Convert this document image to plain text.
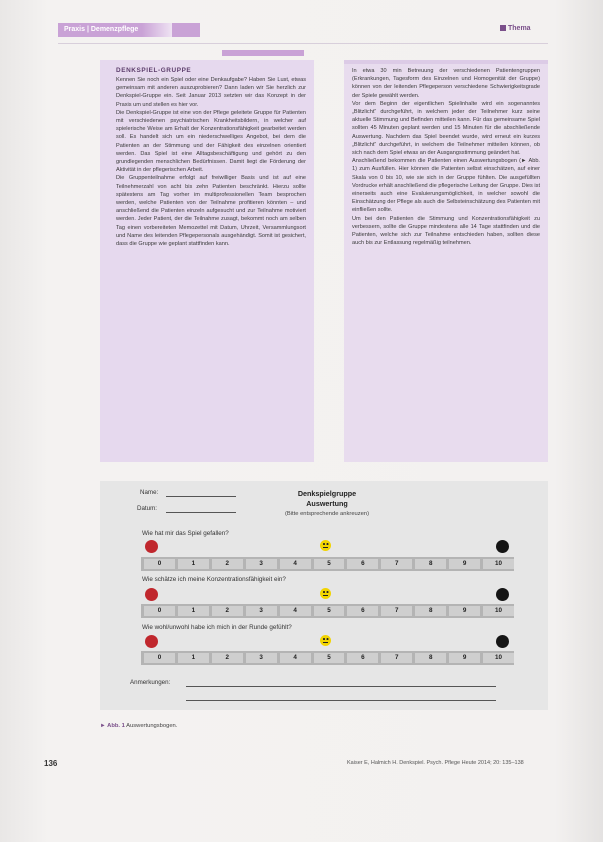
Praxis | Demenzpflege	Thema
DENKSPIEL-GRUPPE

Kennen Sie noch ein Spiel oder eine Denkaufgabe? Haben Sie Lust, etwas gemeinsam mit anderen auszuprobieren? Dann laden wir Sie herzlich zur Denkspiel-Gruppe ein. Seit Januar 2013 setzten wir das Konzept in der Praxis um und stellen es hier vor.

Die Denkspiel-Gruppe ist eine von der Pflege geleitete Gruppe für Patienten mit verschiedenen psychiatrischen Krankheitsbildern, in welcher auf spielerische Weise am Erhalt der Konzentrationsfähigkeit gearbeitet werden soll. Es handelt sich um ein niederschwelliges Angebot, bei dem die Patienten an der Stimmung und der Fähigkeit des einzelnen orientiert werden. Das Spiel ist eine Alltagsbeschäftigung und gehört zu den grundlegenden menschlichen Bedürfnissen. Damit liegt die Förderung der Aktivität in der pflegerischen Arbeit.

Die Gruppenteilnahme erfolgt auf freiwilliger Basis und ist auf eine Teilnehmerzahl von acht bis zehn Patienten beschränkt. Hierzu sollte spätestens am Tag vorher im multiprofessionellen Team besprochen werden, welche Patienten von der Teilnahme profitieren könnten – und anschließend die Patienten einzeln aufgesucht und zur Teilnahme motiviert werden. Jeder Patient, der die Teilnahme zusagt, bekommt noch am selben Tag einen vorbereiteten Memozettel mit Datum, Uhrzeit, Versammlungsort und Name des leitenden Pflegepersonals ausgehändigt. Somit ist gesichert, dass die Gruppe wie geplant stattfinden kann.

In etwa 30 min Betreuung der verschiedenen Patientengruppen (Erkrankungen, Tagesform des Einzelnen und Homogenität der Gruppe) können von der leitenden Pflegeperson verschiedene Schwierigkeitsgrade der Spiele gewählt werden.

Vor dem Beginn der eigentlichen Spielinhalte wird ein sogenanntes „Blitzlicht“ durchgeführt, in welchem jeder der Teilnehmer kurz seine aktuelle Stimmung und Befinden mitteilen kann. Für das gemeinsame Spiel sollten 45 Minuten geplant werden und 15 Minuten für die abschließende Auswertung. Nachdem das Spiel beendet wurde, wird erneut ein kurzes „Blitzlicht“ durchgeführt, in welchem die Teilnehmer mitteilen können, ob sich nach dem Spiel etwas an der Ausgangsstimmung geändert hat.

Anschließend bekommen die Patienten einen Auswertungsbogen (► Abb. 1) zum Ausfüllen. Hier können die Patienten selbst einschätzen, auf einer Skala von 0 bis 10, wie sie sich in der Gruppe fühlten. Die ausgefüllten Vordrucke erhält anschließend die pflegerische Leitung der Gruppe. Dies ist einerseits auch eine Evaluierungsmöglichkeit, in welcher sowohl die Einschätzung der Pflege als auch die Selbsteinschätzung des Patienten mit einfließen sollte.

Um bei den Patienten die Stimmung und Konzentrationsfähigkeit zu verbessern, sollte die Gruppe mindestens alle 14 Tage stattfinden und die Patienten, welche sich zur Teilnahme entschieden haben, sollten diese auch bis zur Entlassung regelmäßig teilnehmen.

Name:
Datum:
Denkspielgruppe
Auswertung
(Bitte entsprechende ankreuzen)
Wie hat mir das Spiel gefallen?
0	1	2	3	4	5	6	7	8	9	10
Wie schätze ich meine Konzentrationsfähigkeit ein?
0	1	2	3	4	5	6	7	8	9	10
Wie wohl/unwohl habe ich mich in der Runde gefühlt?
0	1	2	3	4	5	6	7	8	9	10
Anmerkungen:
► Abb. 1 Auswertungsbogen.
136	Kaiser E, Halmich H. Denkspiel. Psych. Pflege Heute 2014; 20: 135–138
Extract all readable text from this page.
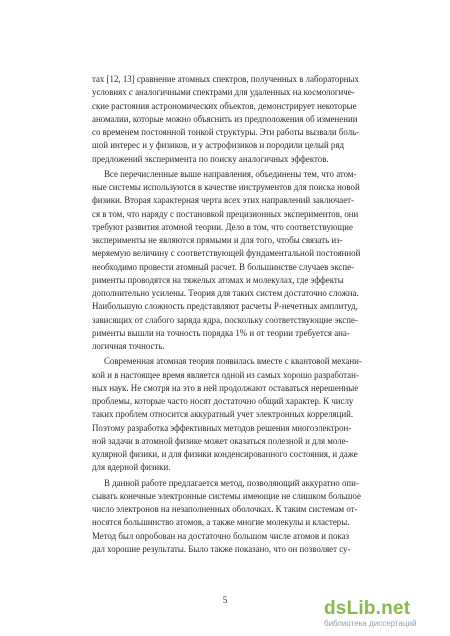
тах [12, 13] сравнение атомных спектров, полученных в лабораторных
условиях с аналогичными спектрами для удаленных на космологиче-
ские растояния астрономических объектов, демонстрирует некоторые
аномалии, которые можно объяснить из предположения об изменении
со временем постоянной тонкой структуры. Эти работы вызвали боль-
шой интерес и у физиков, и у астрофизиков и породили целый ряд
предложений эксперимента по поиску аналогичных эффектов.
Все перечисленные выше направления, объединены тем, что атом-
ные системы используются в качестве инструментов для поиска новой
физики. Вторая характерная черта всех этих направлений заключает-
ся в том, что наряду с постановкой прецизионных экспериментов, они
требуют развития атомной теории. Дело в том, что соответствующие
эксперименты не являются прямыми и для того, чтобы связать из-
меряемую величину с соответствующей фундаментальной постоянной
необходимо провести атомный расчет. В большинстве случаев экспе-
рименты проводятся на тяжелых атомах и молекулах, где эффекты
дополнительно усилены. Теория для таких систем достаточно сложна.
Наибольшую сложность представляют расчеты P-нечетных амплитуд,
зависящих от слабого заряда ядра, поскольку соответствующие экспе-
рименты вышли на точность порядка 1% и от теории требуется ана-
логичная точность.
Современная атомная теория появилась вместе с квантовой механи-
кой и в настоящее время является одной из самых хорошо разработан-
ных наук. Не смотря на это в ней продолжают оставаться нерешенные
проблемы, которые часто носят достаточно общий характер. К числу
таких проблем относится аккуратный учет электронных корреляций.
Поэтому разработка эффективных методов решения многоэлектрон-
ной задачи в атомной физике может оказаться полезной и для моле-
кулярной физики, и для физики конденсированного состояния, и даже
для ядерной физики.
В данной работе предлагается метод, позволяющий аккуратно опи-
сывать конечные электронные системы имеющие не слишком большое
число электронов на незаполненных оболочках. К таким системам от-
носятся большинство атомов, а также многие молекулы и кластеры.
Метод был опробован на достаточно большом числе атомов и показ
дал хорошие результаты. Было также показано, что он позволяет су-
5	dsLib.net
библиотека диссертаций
___
Using the listing above, work out how many of its lines include "таких", and give only the result.

2